begin
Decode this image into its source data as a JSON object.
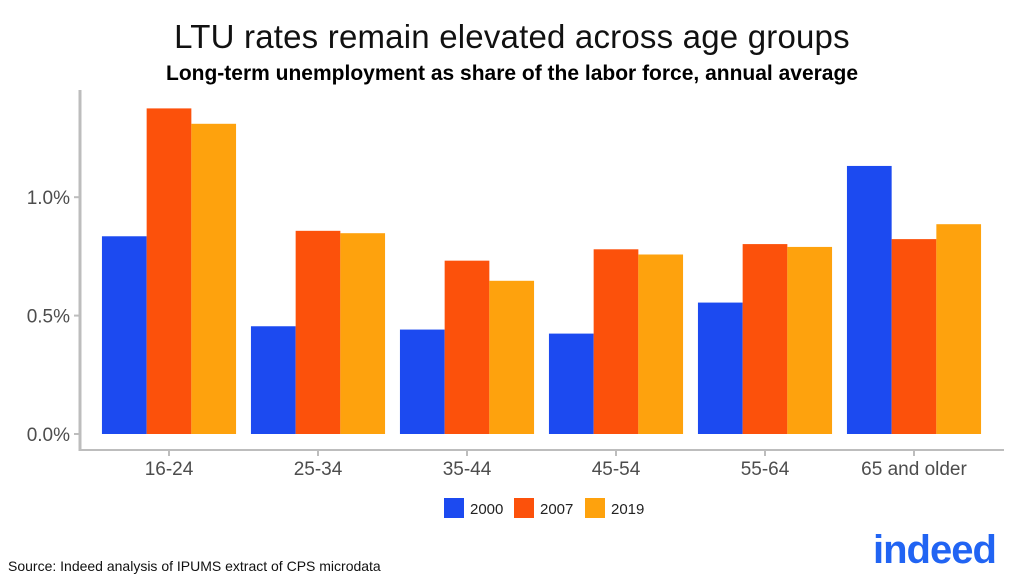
{
  "chart_data": {
    "type": "bar",
    "title": "LTU rates remain elevated across age groups",
    "subtitle": "Long-term unemployment as share of the labor force, annual average",
    "xlabel": "",
    "ylabel": "",
    "categories": [
      "16-24",
      "25-34",
      "35-44",
      "45-54",
      "55-64",
      "65 and older"
    ],
    "series": [
      {
        "name": "2000",
        "color": "#1c4af0",
        "values": [
          0.835,
          0.455,
          0.441,
          0.424,
          0.555,
          1.132
        ]
      },
      {
        "name": "2007",
        "color": "#fc510b",
        "values": [
          1.375,
          0.858,
          0.732,
          0.78,
          0.802,
          0.823
        ]
      },
      {
        "name": "2019",
        "color": "#fea20d",
        "values": [
          1.31,
          0.848,
          0.647,
          0.758,
          0.79,
          0.886
        ]
      }
    ],
    "ylim": [
      0,
      1.42
    ],
    "yticks": [
      0,
      0.5,
      1.0
    ],
    "ytick_labels": [
      "0.0%",
      "0.5%",
      "1.0%"
    ],
    "grid": false,
    "legend": "bottom"
  },
  "source": "Source: Indeed analysis of IPUMS extract of CPS microdata",
  "logo": "indeed"
}
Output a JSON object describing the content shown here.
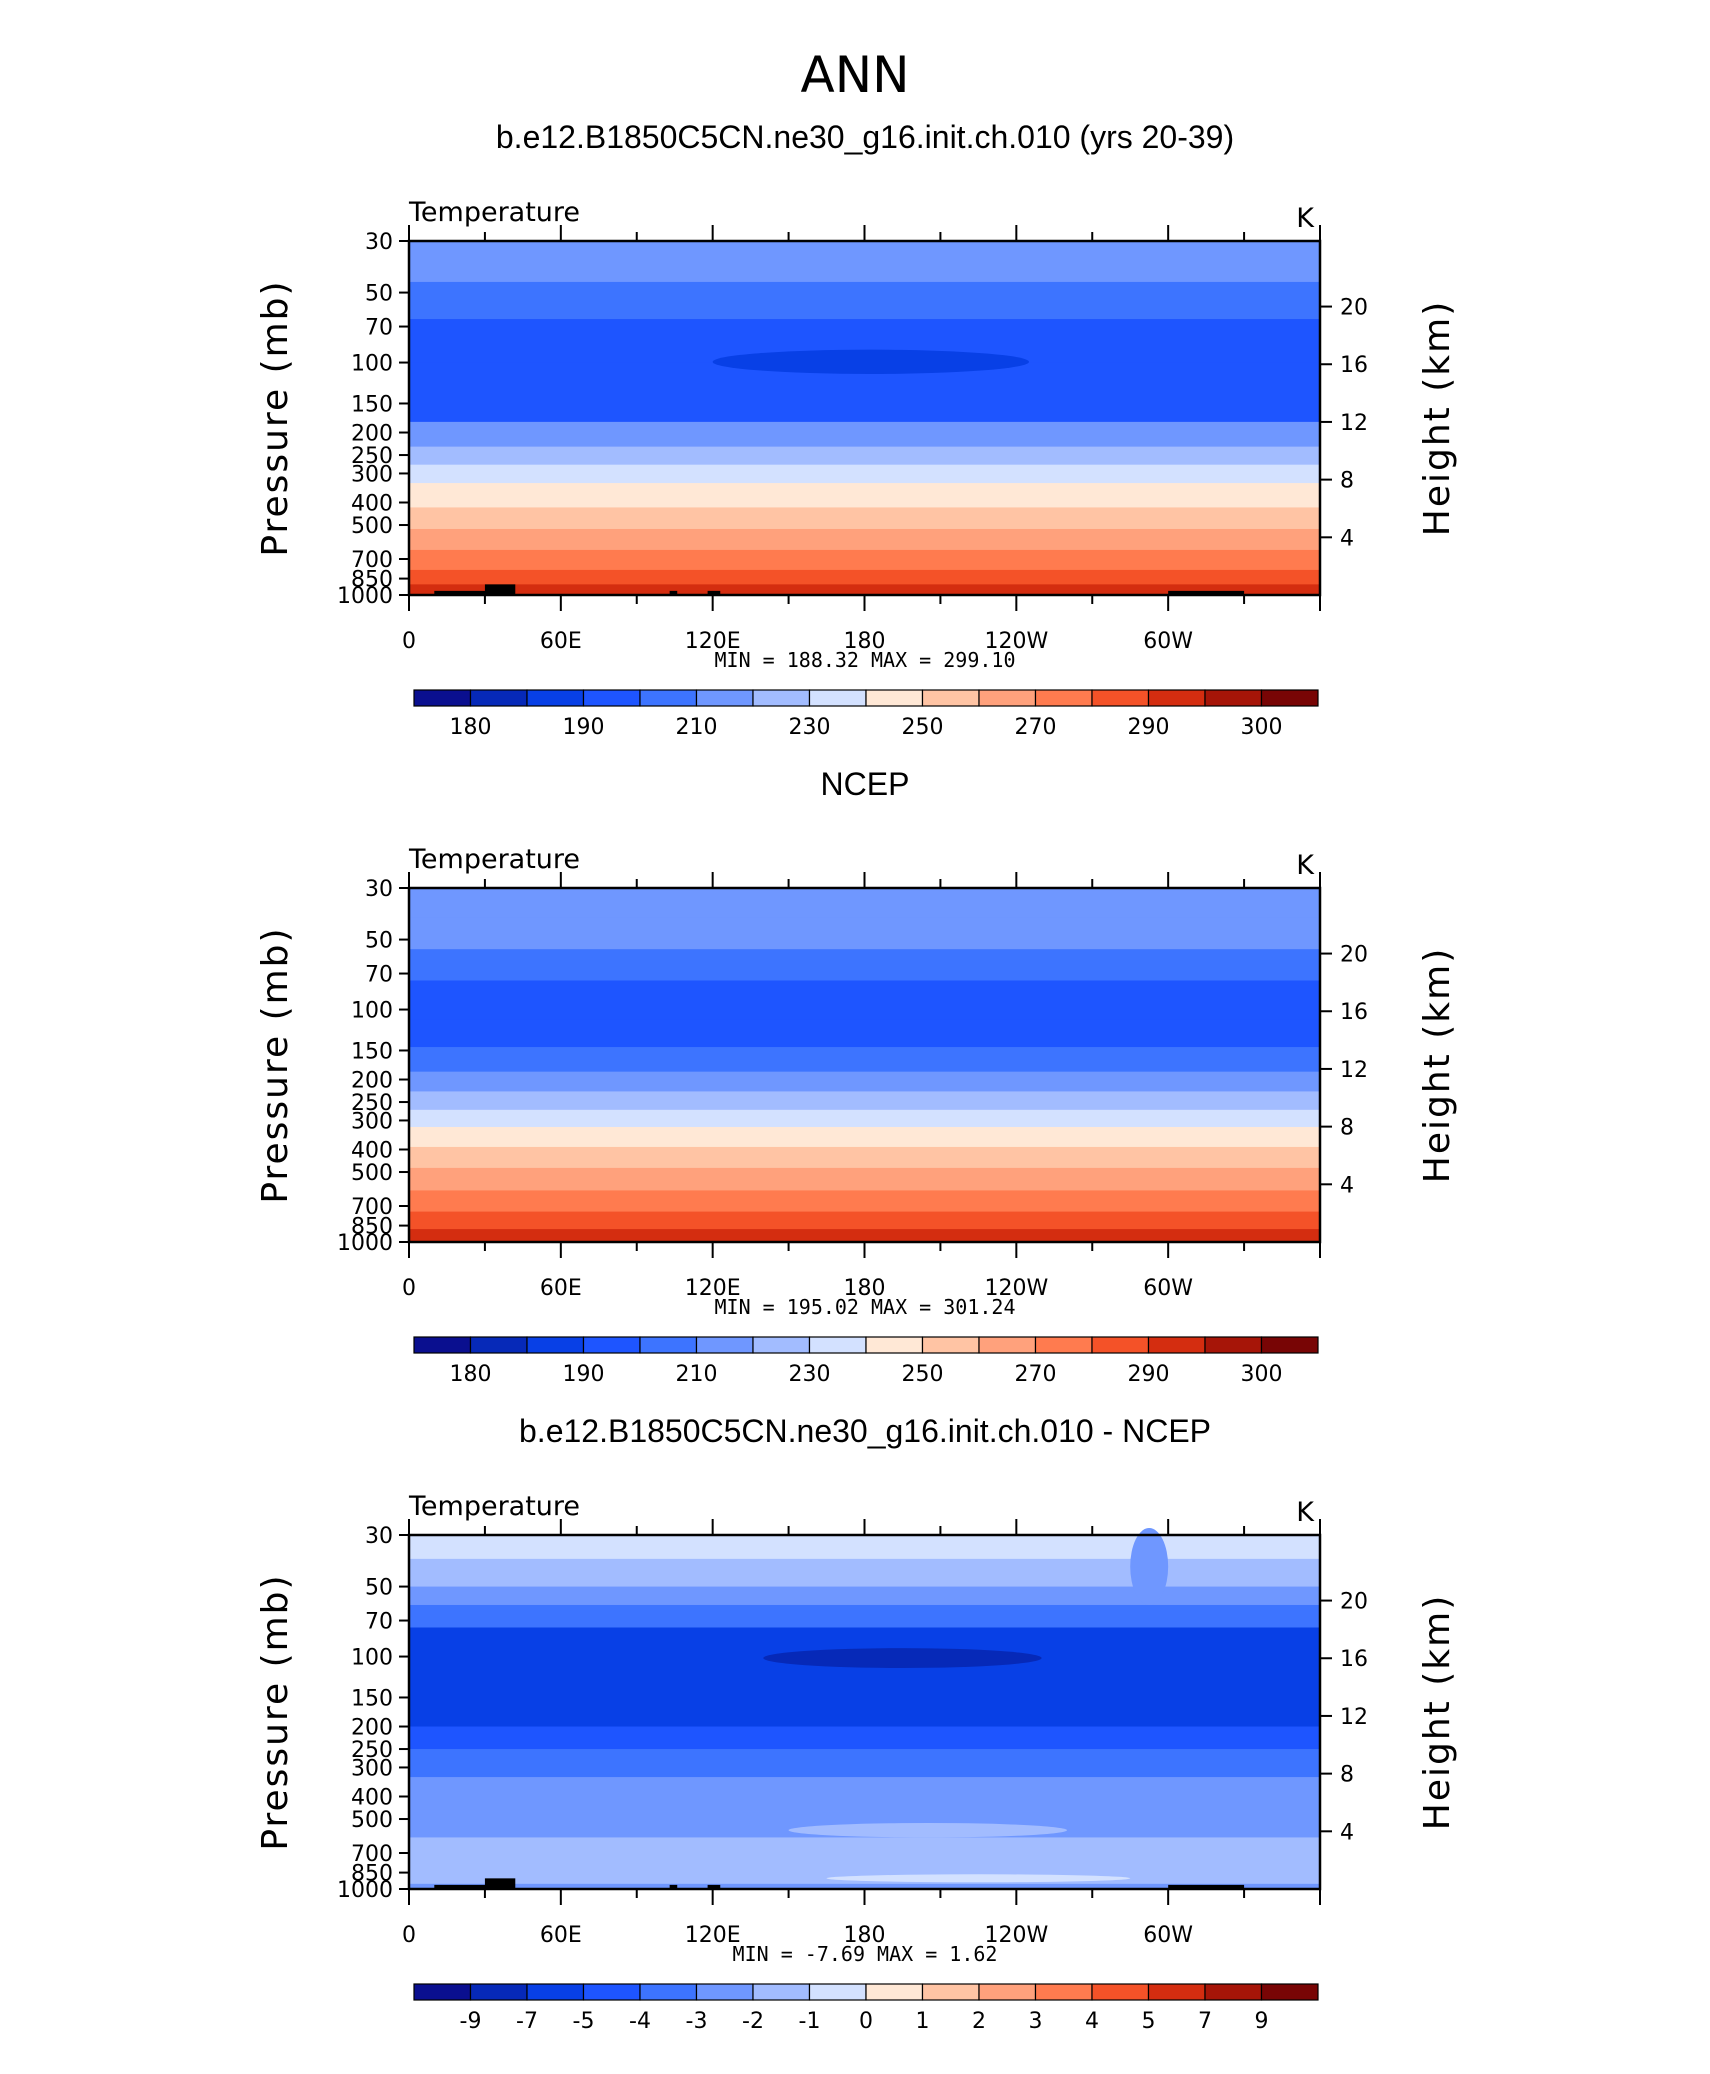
{
  "figure_title": "ANN",
  "colors": {
    "abs_palette": [
      "#0a0f8f",
      "#0629b8",
      "#0840e6",
      "#1e55ff",
      "#3d74ff",
      "#6f97ff",
      "#a2bcff",
      "#d3e1ff",
      "#ffe8d6",
      "#ffc4a4",
      "#ffa17c",
      "#ff7b4f",
      "#f45228",
      "#d42d10",
      "#a61508",
      "#780505"
    ],
    "diff_palette": [
      "#0a0f8f",
      "#0629b8",
      "#0840e6",
      "#1e55ff",
      "#3d74ff",
      "#6f97ff",
      "#a2bcff",
      "#d3e1ff",
      "#ffe8d6",
      "#ffc4a4",
      "#ffa17c",
      "#ff7b4f",
      "#f45228",
      "#d42d10",
      "#a61508",
      "#780505"
    ],
    "terrain": "#000000"
  },
  "chart_data": [
    {
      "type": "heatmap",
      "panel_title": "b.e12.B1850C5CN.ne30_g16.init.ch.010 (yrs 20-39)",
      "variable_label": "Temperature",
      "units_label": "K",
      "ylabel": "Pressure (mb)",
      "ylabel_right": "Height (km)",
      "x_ticks": [
        "0",
        "60E",
        "120E",
        "180",
        "120W",
        "60W"
      ],
      "y_ticks": [
        "30",
        "50",
        "70",
        "100",
        "150",
        "200",
        "250",
        "300",
        "400",
        "500",
        "700",
        "850",
        "1000"
      ],
      "y_ticks_right": [
        "20",
        "16",
        "12",
        "8",
        "4"
      ],
      "min_max": "MIN =  188.32   MAX =  299.10",
      "colorbar_labels": [
        "180",
        "190",
        "210",
        "230",
        "250",
        "270",
        "290",
        "300"
      ],
      "profile_bins": [
        {
          "p": 30,
          "bin": 5
        },
        {
          "p": 45,
          "bin": 4
        },
        {
          "p": 65,
          "bin": 3
        },
        {
          "p": 100,
          "bin": 3
        },
        {
          "p": 140,
          "bin": 3
        },
        {
          "p": 180,
          "bin": 5
        },
        {
          "p": 230,
          "bin": 6
        },
        {
          "p": 275,
          "bin": 7
        },
        {
          "p": 330,
          "bin": 8
        },
        {
          "p": 420,
          "bin": 9
        },
        {
          "p": 520,
          "bin": 10
        },
        {
          "p": 640,
          "bin": 11
        },
        {
          "p": 780,
          "bin": 12
        },
        {
          "p": 900,
          "bin": 13
        },
        {
          "p": 1000,
          "bin": 13
        }
      ],
      "blobs": [
        {
          "lon_from": 120,
          "lon_to": 245,
          "p_from": 88,
          "p_to": 112,
          "bin": 2
        }
      ],
      "terrain": [
        {
          "lon_from": 10,
          "lon_to": 40,
          "p": 960
        },
        {
          "lon_from": 30,
          "lon_to": 42,
          "p": 900
        },
        {
          "lon_from": 103,
          "lon_to": 106,
          "p": 960
        },
        {
          "lon_from": 118,
          "lon_to": 123,
          "p": 960
        },
        {
          "lon_from": 300,
          "lon_to": 330,
          "p": 960
        }
      ]
    },
    {
      "type": "heatmap",
      "panel_title": "NCEP",
      "variable_label": "Temperature",
      "units_label": "K",
      "ylabel": "Pressure (mb)",
      "ylabel_right": "Height (km)",
      "x_ticks": [
        "0",
        "60E",
        "120E",
        "180",
        "120W",
        "60W"
      ],
      "y_ticks": [
        "30",
        "50",
        "70",
        "100",
        "150",
        "200",
        "250",
        "300",
        "400",
        "500",
        "700",
        "850",
        "1000"
      ],
      "y_ticks_right": [
        "20",
        "16",
        "12",
        "8",
        "4"
      ],
      "min_max": "MIN =  195.02   MAX =  301.24",
      "colorbar_labels": [
        "180",
        "190",
        "210",
        "230",
        "250",
        "270",
        "290",
        "300"
      ],
      "profile_bins": [
        {
          "p": 30,
          "bin": 5
        },
        {
          "p": 40,
          "bin": 5
        },
        {
          "p": 55,
          "bin": 4
        },
        {
          "p": 75,
          "bin": 3
        },
        {
          "p": 110,
          "bin": 3
        },
        {
          "p": 145,
          "bin": 4
        },
        {
          "p": 185,
          "bin": 5
        },
        {
          "p": 225,
          "bin": 6
        },
        {
          "p": 270,
          "bin": 7
        },
        {
          "p": 320,
          "bin": 8
        },
        {
          "p": 390,
          "bin": 9
        },
        {
          "p": 480,
          "bin": 10
        },
        {
          "p": 600,
          "bin": 11
        },
        {
          "p": 740,
          "bin": 12
        },
        {
          "p": 880,
          "bin": 13
        },
        {
          "p": 1000,
          "bin": 14
        }
      ],
      "blobs": [],
      "terrain": []
    },
    {
      "type": "heatmap",
      "panel_title": "b.e12.B1850C5CN.ne30_g16.init.ch.010 - NCEP",
      "variable_label": "Temperature",
      "units_label": "K",
      "ylabel": "Pressure (mb)",
      "ylabel_right": "Height (km)",
      "x_ticks": [
        "0",
        "60E",
        "120E",
        "180",
        "120W",
        "60W"
      ],
      "y_ticks": [
        "30",
        "50",
        "70",
        "100",
        "150",
        "200",
        "250",
        "300",
        "400",
        "500",
        "700",
        "850",
        "1000"
      ],
      "y_ticks_right": [
        "20",
        "16",
        "12",
        "8",
        "4"
      ],
      "min_max": "MIN =   -7.69   MAX =    1.62",
      "colorbar_labels": [
        "-9",
        "-7",
        "-5",
        "-4",
        "-3",
        "-2",
        "-1",
        "0",
        "1",
        "2",
        "3",
        "4",
        "5",
        "7",
        "9"
      ],
      "profile_bins": [
        {
          "p": 30,
          "bin": 7
        },
        {
          "p": 38,
          "bin": 6
        },
        {
          "p": 50,
          "bin": 5
        },
        {
          "p": 60,
          "bin": 4
        },
        {
          "p": 75,
          "bin": 2
        },
        {
          "p": 160,
          "bin": 2
        },
        {
          "p": 200,
          "bin": 3
        },
        {
          "p": 250,
          "bin": 4
        },
        {
          "p": 330,
          "bin": 5
        },
        {
          "p": 450,
          "bin": 5
        },
        {
          "p": 600,
          "bin": 6
        },
        {
          "p": 800,
          "bin": 6
        },
        {
          "p": 950,
          "bin": 5
        },
        {
          "p": 1000,
          "bin": 6
        }
      ],
      "blobs": [
        {
          "lon_from": 140,
          "lon_to": 250,
          "p_from": 92,
          "p_to": 112,
          "bin": 1
        },
        {
          "lon_from": 150,
          "lon_to": 260,
          "p_from": 520,
          "p_to": 600,
          "bin": 6
        },
        {
          "lon_from": 165,
          "lon_to": 285,
          "p_from": 870,
          "p_to": 930,
          "bin": 7
        },
        {
          "lon_from": 285,
          "lon_to": 300,
          "p_from": 28,
          "p_to": 60,
          "bin": 5
        }
      ],
      "terrain": [
        {
          "lon_from": 10,
          "lon_to": 40,
          "p": 960
        },
        {
          "lon_from": 30,
          "lon_to": 42,
          "p": 900
        },
        {
          "lon_from": 103,
          "lon_to": 106,
          "p": 960
        },
        {
          "lon_from": 118,
          "lon_to": 123,
          "p": 960
        },
        {
          "lon_from": 300,
          "lon_to": 330,
          "p": 960
        }
      ]
    }
  ]
}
end
▸ Exercise: In the records above, locate each line with the word "NCEP". Copy all such lines.

▸ Finished answer:
      "panel_title": "NCEP",
      "panel_title": "b.e12.B1850C5CN.ne30_g16.init.ch.010 - NCEP",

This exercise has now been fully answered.